(Data records)
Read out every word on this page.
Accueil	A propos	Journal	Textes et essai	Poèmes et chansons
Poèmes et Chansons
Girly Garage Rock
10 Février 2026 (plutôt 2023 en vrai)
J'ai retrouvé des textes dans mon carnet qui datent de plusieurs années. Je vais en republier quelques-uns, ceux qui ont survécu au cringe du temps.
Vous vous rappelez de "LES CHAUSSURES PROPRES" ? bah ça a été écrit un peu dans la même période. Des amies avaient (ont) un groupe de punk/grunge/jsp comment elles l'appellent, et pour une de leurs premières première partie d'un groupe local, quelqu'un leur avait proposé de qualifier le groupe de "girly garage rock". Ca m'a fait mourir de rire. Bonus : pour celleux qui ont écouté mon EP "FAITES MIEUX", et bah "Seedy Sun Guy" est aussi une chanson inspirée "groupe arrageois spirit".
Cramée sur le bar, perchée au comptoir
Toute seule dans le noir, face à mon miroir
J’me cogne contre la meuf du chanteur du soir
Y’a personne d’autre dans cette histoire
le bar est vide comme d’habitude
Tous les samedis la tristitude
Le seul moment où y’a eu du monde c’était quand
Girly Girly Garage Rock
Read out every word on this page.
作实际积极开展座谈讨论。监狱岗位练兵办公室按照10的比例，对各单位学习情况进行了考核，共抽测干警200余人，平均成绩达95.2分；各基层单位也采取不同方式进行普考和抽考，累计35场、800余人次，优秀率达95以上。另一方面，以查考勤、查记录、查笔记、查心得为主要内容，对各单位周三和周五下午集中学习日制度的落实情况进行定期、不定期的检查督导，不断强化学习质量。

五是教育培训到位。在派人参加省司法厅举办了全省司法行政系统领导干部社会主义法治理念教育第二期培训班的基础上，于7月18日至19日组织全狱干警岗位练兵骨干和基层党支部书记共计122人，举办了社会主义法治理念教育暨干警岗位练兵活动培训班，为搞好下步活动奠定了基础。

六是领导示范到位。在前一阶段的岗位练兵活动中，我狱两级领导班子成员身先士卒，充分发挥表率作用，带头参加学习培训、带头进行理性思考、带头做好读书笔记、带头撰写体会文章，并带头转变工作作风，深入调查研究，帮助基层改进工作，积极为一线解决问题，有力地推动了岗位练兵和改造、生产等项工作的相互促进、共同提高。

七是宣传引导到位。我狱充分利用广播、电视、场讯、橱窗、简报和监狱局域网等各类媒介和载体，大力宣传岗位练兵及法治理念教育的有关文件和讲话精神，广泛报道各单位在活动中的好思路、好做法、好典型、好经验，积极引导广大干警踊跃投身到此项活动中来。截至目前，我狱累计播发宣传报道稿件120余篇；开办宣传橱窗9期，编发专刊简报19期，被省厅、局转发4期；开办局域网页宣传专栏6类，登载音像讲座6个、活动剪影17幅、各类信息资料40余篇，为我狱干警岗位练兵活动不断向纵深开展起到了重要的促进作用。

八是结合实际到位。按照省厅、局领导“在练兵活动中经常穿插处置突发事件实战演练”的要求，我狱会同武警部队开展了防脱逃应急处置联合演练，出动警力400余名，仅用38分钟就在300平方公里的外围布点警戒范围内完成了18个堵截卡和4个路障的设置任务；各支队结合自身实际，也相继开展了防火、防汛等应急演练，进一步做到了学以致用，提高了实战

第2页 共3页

▸ The task
Restate each record word for word.

▸ Result of the exercise
Read out every word on this page.
Accueil	A propos	Journal	Textes et essai	Poèmes et chansons
Poèmes et Chansons
Girly Garage Rock
10 Février 2026 (plutôt 2023 en vrai)
J'ai retrouvé des textes dans mon carnet qui datent de plusieurs années. Je vais en republier quelques-uns, ceux qui ont survécu au cringe du temps.
Vous vous rappelez de "LES CHAUSSURES PROPRES" ? bah ça a été écrit un peu dans la même période. Des amies avaient (ont) un groupe de punk/grunge/jsp comment elles l'appellent, et pour une de leurs premières première partie d'un groupe local, quelqu'un leur avait proposé de qualifier le groupe de "girly garage rock". Ca m'a fait mourir de rire. Bonus : pour celleux qui ont écouté mon EP "FAITES MIEUX", et bah "Seedy Sun Guy" est aussi une chanson inspirée "groupe arrageois spirit".
Cramée sur le bar, perchée au comptoir
Toute seule dans le noir, face à mon miroir
J’me cogne contre la meuf du chanteur du soir
Y’a personne d’autre dans cette histoire
le bar est vide comme d’habitude
Tous les samedis la tristitude
Le seul moment où y’a eu du monde c’était quand
Girly Girly Garage Rock
Read out every word on this page.
作实际积极开展座谈讨论。监狱岗位练兵办公室按照10的比例，对各单位学习情况进行了考核，共抽测干警200余人，平均成绩达95.2分；各基层单位也采取不同方式进行普考和抽考，累计35场、800余人次，优秀率达95以上。另一方面，以查考勤、查记录、查笔记、查心得为主要内容，对各单位周三和周五下午集中学习日制度的落实情况进行定期、不定期的检查督导，不断强化学习质量。

五是教育培训到位。在派人参加省司法厅举办了全省司法行政系统领导干部社会主义法治理念教育第二期培训班的基础上，于7月18日至19日组织全狱干警岗位练兵骨干和基层党支部书记共计122人，举办了社会主义法治理念教育暨干警岗位练兵活动培训班，为搞好下步活动奠定了基础。

六是领导示范到位。在前一阶段的岗位练兵活动中，我狱两级领导班子成员身先士卒，充分发挥表率作用，带头参加学习培训、带头进行理性思考、带头做好读书笔记、带头撰写体会文章，并带头转变工作作风，深入调查研究，帮助基层改进工作，积极为一线解决问题，有力地推动了岗位练兵和改造、生产等项工作的相互促进、共同提高。

七是宣传引导到位。我狱充分利用广播、电视、场讯、橱窗、简报和监狱局域网等各类媒介和载体，大力宣传岗位练兵及法治理念教育的有关文件和讲话精神，广泛报道各单位在活动中的好思路、好做法、好典型、好经验，积极引导广大干警踊跃投身到此项活动中来。截至目前，我狱累计播发宣传报道稿件120余篇；开办宣传橱窗9期，编发专刊简报19期，被省厅、局转发4期；开办局域网页宣传专栏6类，登载音像讲座6个、活动剪影17幅、各类信息资料40余篇，为我狱干警岗位练兵活动不断向纵深开展起到了重要的促进作用。

八是结合实际到位。按照省厅、局领导“在练兵活动中经常穿插处置突发事件实战演练”的要求，我狱会同武警部队开展了防脱逃应急处置联合演练，出动警力400余名，仅用38分钟就在300平方公里的外围布点警戒范围内完成了18个堵截卡和4个路障的设置任务；各支队结合自身实际，也相继开展了防火、防汛等应急演练，进一步做到了学以致用，提高了实战

第2页 共3页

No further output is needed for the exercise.